▶ _EXCERPT PROVIDED_:
I saw that one last weekend. I loved Brad Pitt in it but the rest really didn't do it for me. I thought that much like most Tarrantino films it was excessively bloody, not that it really mattered that much to me, it just could have probably got the same plot across with a little less grossness. I also thought it was pretty slow in a lot of places and it felt pretty long. In my opinion, not a good enough film to pay theatre prices.


----------



## Dexman1349 (Sep 8, 2009)

FLJhawk said:


> I saw that one last weekend. I loved Brad Pitt in it but the rest really didn't do it for me. I thought that much like most Tarrantino films it was excessively bloody, not that it really mattered that much to me, it just could have probably got the same plot across with a little less grossness. I also thought it was pretty slow in a lot of places and it felt pretty long. In my opinion, not a good enough film to pay theatre prices.


I agree it wasn't worth theatre prices, but I did like it. I am a bit of a Tarantino fan, and I thought Pitt was pretty funny, just not $20 for 2 people kinda funny. I would recommend waiting for Netflix...


----------



## snickerd3 (Sep 8, 2009)

Dexman1349 said:


> I agree it wasn't worth theatre prices, but I did like it. I am a bit of a Tarantino fan, and I thought Pitt was pretty funny, just not $20 for 2 people kinda funny. I would recommend waiting for Netflix...


see we only paid $4/person, so it wasn't too bad. But yeah not really worth a $20 for 2 people movie.


----------



## Supe (Sep 8, 2009)

MA_PE said:


> Any other weigh-ins on Wanted?



It was a good enough rental. And you get to see Jolie's ass, which is worth the rental alone.


----------



## OSUguy98 (Sep 8, 2009)

watched "Meet the Spartans" last night... I know it's not supposed to be a "good" movie.... but still... it could've at least been funny......

Anyone else interested in "9"?


----------



## snickerd3 (Sep 8, 2009)

OSUguy98 said:


> Anyone else interested in "9"?


looks interesting, but a little creppy at the same time. We would go see it this weekend, but we have wedding to go to.


----------



## goodal (Sep 8, 2009)

snickerd3 said:


> looks interesting, but a little creppy at the same time. We would go see it this weekend, but we have wedding to go to.


i guess you mean "district 9"? its Ok. very unique story line and good acting. ended kind of lame though.


----------



## snickerd3 (Sep 8, 2009)

badal said:


> i guess you mean "district 9"? its Ok. very unique story line and good acting. ended kind of lame though.


no, 9 the tim burton animated movie


----------



## cement (Sep 8, 2009)

if you look at it as a parable about apartied it makes more sense.


----------



## Dexman1349 (Sep 8, 2009)

OSUguy98 said:


> watched "Meet the Spartans" last night... I know it's not supposed to be a "good" movie.... but still... it could've at least been funny......
> 
> Anyone else interested in "9"?


I thought Meet the Spartans was great. My wife hated the movie with a capital HATE.

I am definately interested in "9" (no, not District 9, but I am curious about that as well), but I think I will probably wait for it to come out on Netflix.


----------



## TouchDown (Sep 8, 2009)

Rented "Burn After Reading" this weekend because some friends recommended it and the guy at the movie place said it was one of his all time favorite movies.

▶ _PARTS OF THE EXERCISE_:
1 > In the movie discussion thread, what does snickerd3 say "9" refers to?
2 > Write the next part of the movie discussion thread, picking up after TouchDown's last sentence about renting "Burn After Reading."

▶ _DATA PROVIDED_:
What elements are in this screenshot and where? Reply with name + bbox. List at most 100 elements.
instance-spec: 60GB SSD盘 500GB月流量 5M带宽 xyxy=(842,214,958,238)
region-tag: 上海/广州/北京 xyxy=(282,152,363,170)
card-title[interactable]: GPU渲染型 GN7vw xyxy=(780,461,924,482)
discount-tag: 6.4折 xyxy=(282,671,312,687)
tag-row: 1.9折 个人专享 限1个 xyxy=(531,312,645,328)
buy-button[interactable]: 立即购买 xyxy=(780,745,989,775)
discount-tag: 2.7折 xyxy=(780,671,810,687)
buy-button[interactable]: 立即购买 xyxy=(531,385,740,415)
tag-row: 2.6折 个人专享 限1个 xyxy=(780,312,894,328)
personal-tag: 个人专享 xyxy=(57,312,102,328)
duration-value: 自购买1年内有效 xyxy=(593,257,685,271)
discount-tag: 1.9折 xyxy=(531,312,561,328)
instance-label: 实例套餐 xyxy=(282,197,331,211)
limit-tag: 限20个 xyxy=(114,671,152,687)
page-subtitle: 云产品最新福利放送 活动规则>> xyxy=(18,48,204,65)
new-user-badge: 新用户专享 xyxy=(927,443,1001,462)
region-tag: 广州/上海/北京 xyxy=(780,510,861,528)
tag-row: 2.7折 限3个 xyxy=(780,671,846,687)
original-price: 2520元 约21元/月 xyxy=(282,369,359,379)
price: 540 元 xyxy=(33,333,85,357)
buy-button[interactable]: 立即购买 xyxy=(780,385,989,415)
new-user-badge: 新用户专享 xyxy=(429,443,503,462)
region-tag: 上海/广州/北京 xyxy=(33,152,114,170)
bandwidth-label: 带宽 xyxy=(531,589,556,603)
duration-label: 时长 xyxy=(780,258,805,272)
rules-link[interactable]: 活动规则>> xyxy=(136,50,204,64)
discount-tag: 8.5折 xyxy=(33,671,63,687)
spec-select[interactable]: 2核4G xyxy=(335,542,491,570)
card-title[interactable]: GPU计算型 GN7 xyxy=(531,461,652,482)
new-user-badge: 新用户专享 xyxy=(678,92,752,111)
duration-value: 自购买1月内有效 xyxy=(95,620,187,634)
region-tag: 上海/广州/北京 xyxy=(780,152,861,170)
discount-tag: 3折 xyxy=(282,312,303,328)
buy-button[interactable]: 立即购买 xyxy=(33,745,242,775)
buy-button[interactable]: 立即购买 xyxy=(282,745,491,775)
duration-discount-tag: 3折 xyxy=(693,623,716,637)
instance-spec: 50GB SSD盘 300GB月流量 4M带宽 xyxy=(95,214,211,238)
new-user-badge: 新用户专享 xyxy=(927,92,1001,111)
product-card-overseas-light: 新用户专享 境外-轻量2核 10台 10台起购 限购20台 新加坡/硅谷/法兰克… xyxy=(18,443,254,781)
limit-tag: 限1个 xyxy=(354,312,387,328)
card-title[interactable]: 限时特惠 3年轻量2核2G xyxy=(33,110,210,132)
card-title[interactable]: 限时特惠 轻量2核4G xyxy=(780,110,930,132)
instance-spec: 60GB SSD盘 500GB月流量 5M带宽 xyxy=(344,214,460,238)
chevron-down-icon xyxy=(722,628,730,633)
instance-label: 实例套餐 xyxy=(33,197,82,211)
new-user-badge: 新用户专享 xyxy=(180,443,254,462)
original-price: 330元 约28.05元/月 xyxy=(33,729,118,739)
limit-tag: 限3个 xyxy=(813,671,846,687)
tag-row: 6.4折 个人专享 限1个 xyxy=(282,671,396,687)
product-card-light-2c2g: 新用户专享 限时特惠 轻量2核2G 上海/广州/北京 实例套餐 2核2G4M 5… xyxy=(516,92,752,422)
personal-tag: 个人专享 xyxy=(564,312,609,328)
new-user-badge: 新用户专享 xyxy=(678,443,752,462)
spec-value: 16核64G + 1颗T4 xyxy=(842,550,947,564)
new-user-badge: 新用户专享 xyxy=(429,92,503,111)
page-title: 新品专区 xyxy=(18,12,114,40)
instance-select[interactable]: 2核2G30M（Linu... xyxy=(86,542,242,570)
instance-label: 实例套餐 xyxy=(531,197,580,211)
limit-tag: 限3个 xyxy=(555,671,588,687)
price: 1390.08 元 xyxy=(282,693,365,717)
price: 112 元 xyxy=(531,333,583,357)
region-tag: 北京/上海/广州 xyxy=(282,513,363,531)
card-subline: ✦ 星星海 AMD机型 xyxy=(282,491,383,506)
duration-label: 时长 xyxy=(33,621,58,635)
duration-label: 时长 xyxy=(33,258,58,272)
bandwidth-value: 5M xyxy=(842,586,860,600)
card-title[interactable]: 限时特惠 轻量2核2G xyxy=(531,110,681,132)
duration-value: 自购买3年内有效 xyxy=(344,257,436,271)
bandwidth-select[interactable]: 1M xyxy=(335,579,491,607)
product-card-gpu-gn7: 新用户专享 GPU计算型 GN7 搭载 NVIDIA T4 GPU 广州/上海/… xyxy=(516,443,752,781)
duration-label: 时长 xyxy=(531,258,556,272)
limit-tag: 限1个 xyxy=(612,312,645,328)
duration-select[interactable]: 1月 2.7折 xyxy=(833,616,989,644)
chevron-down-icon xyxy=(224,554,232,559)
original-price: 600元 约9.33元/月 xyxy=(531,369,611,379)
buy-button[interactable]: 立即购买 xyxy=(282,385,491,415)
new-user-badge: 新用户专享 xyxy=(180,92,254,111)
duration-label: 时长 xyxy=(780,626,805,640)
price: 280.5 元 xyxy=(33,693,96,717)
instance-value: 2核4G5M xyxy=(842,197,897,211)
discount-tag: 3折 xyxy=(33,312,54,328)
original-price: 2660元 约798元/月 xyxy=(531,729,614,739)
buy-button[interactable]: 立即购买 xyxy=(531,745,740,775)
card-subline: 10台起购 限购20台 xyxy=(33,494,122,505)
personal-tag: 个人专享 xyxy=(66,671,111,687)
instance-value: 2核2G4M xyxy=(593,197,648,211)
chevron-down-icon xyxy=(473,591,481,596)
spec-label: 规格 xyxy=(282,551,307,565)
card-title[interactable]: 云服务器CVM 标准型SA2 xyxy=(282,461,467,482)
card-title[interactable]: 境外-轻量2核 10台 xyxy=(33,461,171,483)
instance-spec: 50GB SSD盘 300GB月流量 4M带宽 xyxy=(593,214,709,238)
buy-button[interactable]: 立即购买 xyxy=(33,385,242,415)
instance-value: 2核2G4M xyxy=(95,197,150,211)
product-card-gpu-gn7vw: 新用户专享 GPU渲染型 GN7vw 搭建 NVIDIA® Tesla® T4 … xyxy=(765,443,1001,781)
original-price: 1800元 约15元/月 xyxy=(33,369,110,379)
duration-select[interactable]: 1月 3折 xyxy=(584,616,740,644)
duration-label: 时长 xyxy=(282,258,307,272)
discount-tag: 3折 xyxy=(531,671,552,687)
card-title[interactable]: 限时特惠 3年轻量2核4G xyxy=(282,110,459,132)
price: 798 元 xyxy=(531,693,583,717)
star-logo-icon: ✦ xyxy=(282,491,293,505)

▶ _RESPONSES PER TASK_:
1 > The Tim Burton animated movie, not "District 9."

2 >
I thought it was slow and not nearly as funny as people had made it out to be. Eh. Pretty disappointing.


----------



## Supe (Sep 8, 2009)

I think I'll go see 9. Looks like one of those movies that will be better on the big screen.


----------



## Parks and Rec (Sep 8, 2009)

I was disappointed in "burn after reading" as well. Slow and not very interesting. I'm curious about "9", but will wait for Netflix.


----------



## snickerd3 (Sep 8, 2009)

the only movie i really want to see is the Alice in wonderland with johny depp but I have know idea when it comes out.


----------



## Road Guy (Sep 8, 2009)

I watched the new Rambo the other week, and I have to say it was actually pretty good.


----------



## MGX (Sep 8, 2009)

I saw Extract (made by the guy who made Office Space). It was rather depressing but not a bad movie.


----------



## Chucktown PE (Sep 8, 2009)

I'm a huge Coen Brothers fan and I thought Burn After Reading sucked. Brad Pitt was pretty funny but the plot totally sucked. Some of the CIA dialogue was humorous. All in all I thought it was a pretty disappointing flick. I was expecting something awesome after No Country For Old Men which was totally awesome.


----------



## Dleg (Sep 9, 2009)

I still haven't seen No Country for Old Men, which is really suprirsing because I am a fan of both the Coen brothers and the author of the book (but can't seem to remember his name right now!).

I rented "Knowing" the other night and was surprised at just how depressing the ending was. Pretty stupid movie overall. Nicolas Cage is a terrible actor.


----------



## goodal (Sep 9, 2009)

Dleg said:


> I still haven't seen No Country for Old Men, which is really suprirsing because I am a fan of both the Coen brothers and the author of the book (but can't seem to remember his name right now!).
> I rented "Knowing" the other night and was surprised at just how depressing the ending was. Pretty stupid movie overall. Nicolas Cage is a terrible actor.


I liked "No Country..." a little slow at times, but it still kept my attention and the acting was great.


----------



## RIP - VTEnviro (Sep 9, 2009)

I went to the movies once this year, that satisfies my two year quota. I've read about 10 books though, so maybe I'm just a bookworm.


----------



## Supe (Sep 9, 2009)

snickerd3 said:


> the only movie i really want to see is the Alice in wonderland with johny depp but I have know idea when it comes out.



March 5, 2010.


----------



## snickerd3 (Sep 9, 2009)

VTEnviro said:


> I went to the movies once this year, that satisfies my two year quota. I've read about 10 books though, so maybe I'm just a bookworm.


Its cheaper to go to the movies here than buy books. I love to read, but I refuse to spend money on a book I will only read once...and our little city library has close to nothing in regards to adult literature and would cost like $80/yr for a membership. maybe once the kid is older since the childrens section is decent.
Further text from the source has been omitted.